_WORK TO BE COMPLETED:_ Will you extract the entries word for word? Images should not appear in the copy.
EXERCISE INPUT start
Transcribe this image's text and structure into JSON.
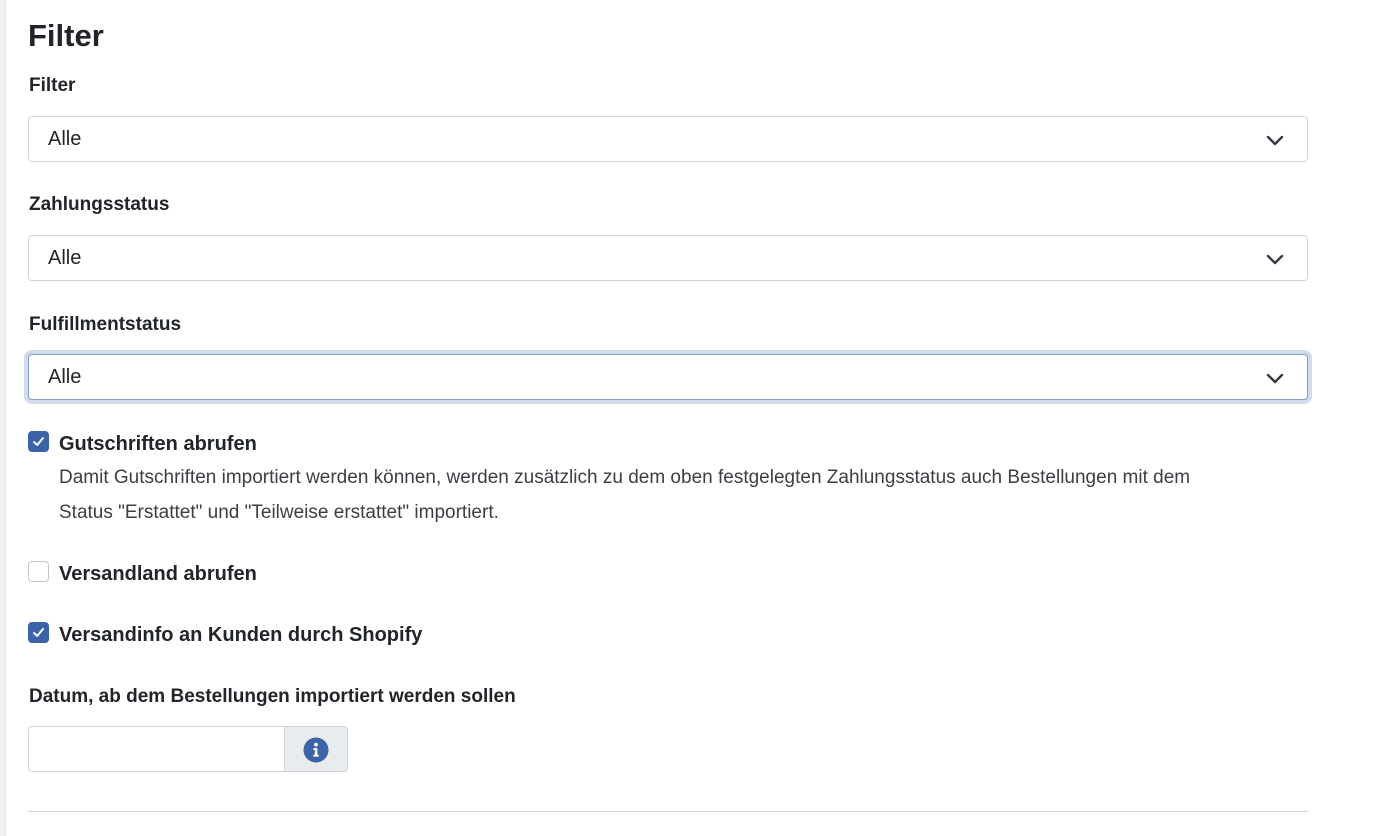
{
  "section": {
    "title": "Filter"
  },
  "filter": {
    "label": "Filter",
    "selected": "Alle"
  },
  "payment_status": {
    "label": "Zahlungsstatus",
    "selected": "Alle"
  },
  "fulfillment_status": {
    "label": "Fulfillmentstatus",
    "selected": "Alle"
  },
  "credit_notes": {
    "label": "Gutschriften abrufen",
    "checked": true,
    "help_line1": "Damit Gutschriften importiert werden können, werden zusätzlich zu dem oben festgelegten Zahlungsstatus auch Bestellungen mit dem",
    "help_line2": "Status \"Erstattet\" und \"Teilweise erstattet\" importiert."
  },
  "shipping_country": {
    "label": "Versandland abrufen",
    "checked": false
  },
  "shipping_info": {
    "label": "Versandinfo an Kunden durch Shopify",
    "checked": true
  },
  "import_date": {
    "label": "Datum, ab dem Bestellungen importiert werden sollen",
    "value": "",
    "info_icon": "info-circle-icon"
  },
  "colors": {
    "accent": "#3b63a8",
    "focus_ring": "#96afd2"
  }
}
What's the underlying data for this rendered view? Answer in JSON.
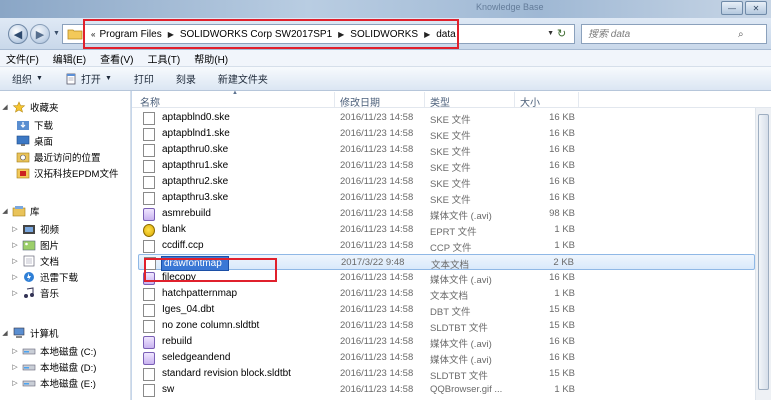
EXERCISE INPUT end
_EXERCISE RESPONSE:_
Transcribe this image's text and structure into JSON.
{
  "section": {
    "title": "Filter"
  },
  "filter": {
    "label": "Filter",
    "selected": "Alle"
  },
  "payment_status": {
    "label": "Zahlungsstatus",
    "selected": "Alle"
  },
  "fulfillment_status": {
    "label": "Fulfillmentstatus",
    "selected": "Alle"
  },
  "credit_notes": {
    "label": "Gutschriften abrufen",
    "checked": true,
    "help_line1": "Damit Gutschriften importiert werden können, werden zusätzlich zu dem oben festgelegten Zahlungsstatus auch Bestellungen mit dem",
    "help_line2": "Status \"Erstattet\" und \"Teilweise erstattet\" importiert."
  },
  "shipping_country": {
    "label": "Versandland abrufen",
    "checked": false
  },
  "shipping_info": {
    "label": "Versandinfo an Kunden durch Shopify",
    "checked": true
  },
  "import_date": {
    "label": "Datum, ab dem Bestellungen importiert werden sollen",
    "value": "",
    "info_icon": "info-circle-icon"
  },
  "colors": {
    "accent": "#3b63a8",
    "focus_ring": "#96afd2"
  }
}
What's the underlying data for this rendered view? Answer in JSON.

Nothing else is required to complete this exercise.